What follows is a set of records, each of which is to be written out exactly.
....................
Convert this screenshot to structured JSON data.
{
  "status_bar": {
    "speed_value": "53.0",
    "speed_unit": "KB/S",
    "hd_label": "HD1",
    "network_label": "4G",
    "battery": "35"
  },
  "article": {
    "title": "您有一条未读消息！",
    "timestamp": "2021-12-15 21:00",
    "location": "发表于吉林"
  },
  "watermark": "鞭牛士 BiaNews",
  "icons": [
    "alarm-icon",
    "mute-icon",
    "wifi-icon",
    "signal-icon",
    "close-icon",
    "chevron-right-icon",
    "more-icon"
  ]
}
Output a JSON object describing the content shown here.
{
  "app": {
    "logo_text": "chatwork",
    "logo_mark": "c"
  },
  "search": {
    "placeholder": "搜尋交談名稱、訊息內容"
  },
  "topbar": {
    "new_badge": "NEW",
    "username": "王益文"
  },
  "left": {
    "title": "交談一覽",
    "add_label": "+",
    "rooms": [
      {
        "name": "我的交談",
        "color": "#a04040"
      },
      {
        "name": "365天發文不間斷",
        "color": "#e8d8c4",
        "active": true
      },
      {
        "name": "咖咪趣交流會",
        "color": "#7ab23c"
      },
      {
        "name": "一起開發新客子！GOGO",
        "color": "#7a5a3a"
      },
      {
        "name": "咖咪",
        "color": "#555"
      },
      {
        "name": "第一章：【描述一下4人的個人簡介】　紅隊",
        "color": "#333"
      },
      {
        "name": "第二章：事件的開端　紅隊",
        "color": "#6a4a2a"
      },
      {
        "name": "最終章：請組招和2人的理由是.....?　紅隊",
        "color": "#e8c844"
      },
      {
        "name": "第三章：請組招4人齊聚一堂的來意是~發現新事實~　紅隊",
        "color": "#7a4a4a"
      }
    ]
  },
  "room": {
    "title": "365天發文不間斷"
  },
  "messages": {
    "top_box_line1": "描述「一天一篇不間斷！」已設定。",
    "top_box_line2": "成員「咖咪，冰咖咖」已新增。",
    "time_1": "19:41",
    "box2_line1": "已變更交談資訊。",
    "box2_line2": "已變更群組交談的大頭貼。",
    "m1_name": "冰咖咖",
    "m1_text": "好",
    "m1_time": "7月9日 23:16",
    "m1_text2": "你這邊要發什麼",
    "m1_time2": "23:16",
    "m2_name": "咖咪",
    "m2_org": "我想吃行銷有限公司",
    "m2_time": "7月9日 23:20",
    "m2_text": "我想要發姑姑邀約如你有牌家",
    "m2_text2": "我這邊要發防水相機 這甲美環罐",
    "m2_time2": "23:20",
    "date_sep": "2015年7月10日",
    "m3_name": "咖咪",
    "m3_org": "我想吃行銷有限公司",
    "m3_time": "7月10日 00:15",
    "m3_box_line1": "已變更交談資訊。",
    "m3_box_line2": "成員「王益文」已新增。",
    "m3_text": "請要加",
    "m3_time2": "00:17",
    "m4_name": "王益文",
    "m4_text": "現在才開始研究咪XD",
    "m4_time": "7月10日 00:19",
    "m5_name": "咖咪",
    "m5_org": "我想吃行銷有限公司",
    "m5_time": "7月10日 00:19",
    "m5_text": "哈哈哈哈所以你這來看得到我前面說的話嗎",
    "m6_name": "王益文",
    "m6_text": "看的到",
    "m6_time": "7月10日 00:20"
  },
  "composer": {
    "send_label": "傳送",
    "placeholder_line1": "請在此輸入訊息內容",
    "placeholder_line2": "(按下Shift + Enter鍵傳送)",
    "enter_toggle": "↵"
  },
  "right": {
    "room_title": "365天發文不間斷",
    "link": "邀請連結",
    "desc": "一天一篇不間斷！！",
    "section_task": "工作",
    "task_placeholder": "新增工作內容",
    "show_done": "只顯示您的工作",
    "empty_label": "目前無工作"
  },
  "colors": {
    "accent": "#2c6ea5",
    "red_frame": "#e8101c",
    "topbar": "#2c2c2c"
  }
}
....................
▶ [EXERCISE SOLUTION]:
Convert this screenshot to structured JSON data.
{
  "status_bar": {
    "speed_value": "53.0",
    "speed_unit": "KB/S",
    "hd_label": "HD1",
    "network_label": "4G",
    "battery": "35"
  },
  "article": {
    "title": "您有一条未读消息！",
    "timestamp": "2021-12-15 21:00",
    "location": "发表于吉林"
  },
  "watermark": "鞭牛士 BiaNews",
  "icons": [
    "alarm-icon",
    "mute-icon",
    "wifi-icon",
    "signal-icon",
    "close-icon",
    "chevron-right-icon",
    "more-icon"
  ]
}
Output a JSON object describing the content shown here.
{
  "app": {
    "logo_text": "chatwork",
    "logo_mark": "c"
  },
  "search": {
    "placeholder": "搜尋交談名稱、訊息內容"
  },
  "topbar": {
    "new_badge": "NEW",
    "username": "王益文"
  },
  "left": {
    "title": "交談一覽",
    "add_label": "+",
    "rooms": [
      {
        "name": "我的交談",
        "color": "#a04040"
      },
      {
        "name": "365天發文不間斷",
        "color": "#e8d8c4",
        "active": true
      },
      {
        "name": "咖咪趣交流會",
        "color": "#7ab23c"
      },
      {
        "name": "一起開發新客子！GOGO",
        "color": "#7a5a3a"
      },
      {
        "name": "咖咪",
        "color": "#555"
      },
      {
        "name": "第一章：【描述一下4人的個人簡介】　紅隊",
        "color": "#333"
      },
      {
        "name": "第二章：事件的開端　紅隊",
        "color": "#6a4a2a"
      },
      {
        "name": "最終章：請組招和2人的理由是.....?　紅隊",
        "color": "#e8c844"
      },
      {
        "name": "第三章：請組招4人齊聚一堂的來意是~發現新事實~　紅隊",
        "color": "#7a4a4a"
      }
    ]
  },
  "room": {
    "title": "365天發文不間斷"
  },
  "messages": {
    "top_box_line1": "描述「一天一篇不間斷！」已設定。",
    "top_box_line2": "成員「咖咪，冰咖咖」已新增。",
    "time_1": "19:41",
    "box2_line1": "已變更交談資訊。",
    "box2_line2": "已變更群組交談的大頭貼。",
    "m1_name": "冰咖咖",
    "m1_text": "好",
    "m1_time": "7月9日 23:16",
    "m1_text2": "你這邊要發什麼",
    "m1_time2": "23:16",
    "m2_name": "咖咪",
    "m2_org": "我想吃行銷有限公司",
    "m2_time": "7月9日 23:20",
    "m2_text": "我想要發姑姑邀約如你有牌家",
    "m2_text2": "我這邊要發防水相機 這甲美環罐",
    "m2_time2": "23:20",
    "date_sep": "2015年7月10日",
    "m3_name": "咖咪",
    "m3_org": "我想吃行銷有限公司",
    "m3_time": "7月10日 00:15",
    "m3_box_line1": "已變更交談資訊。",
    "m3_box_line2": "成員「王益文」已新增。",
    "m3_text": "請要加",
    "m3_time2": "00:17",
    "m4_name": "王益文",
    "m4_text": "現在才開始研究咪XD",
    "m4_time": "7月10日 00:19",
    "m5_name": "咖咪",
    "m5_org": "我想吃行銷有限公司",
    "m5_time": "7月10日 00:19",
    "m5_text": "哈哈哈哈所以你這來看得到我前面說的話嗎",
    "m6_name": "王益文",
    "m6_text": "看的到",
    "m6_time": "7月10日 00:20"
  },
  "composer": {
    "send_label": "傳送",
    "placeholder_line1": "請在此輸入訊息內容",
    "placeholder_line2": "(按下Shift + Enter鍵傳送)",
    "enter_toggle": "↵"
  },
  "right": {
    "room_title": "365天發文不間斷",
    "link": "邀請連結",
    "desc": "一天一篇不間斷！！",
    "section_task": "工作",
    "task_placeholder": "新增工作內容",
    "show_done": "只顯示您的工作",
    "empty_label": "目前無工作"
  },
  "colors": {
    "accent": "#2c6ea5",
    "red_frame": "#e8101c",
    "topbar": "#2c2c2c"
  }
}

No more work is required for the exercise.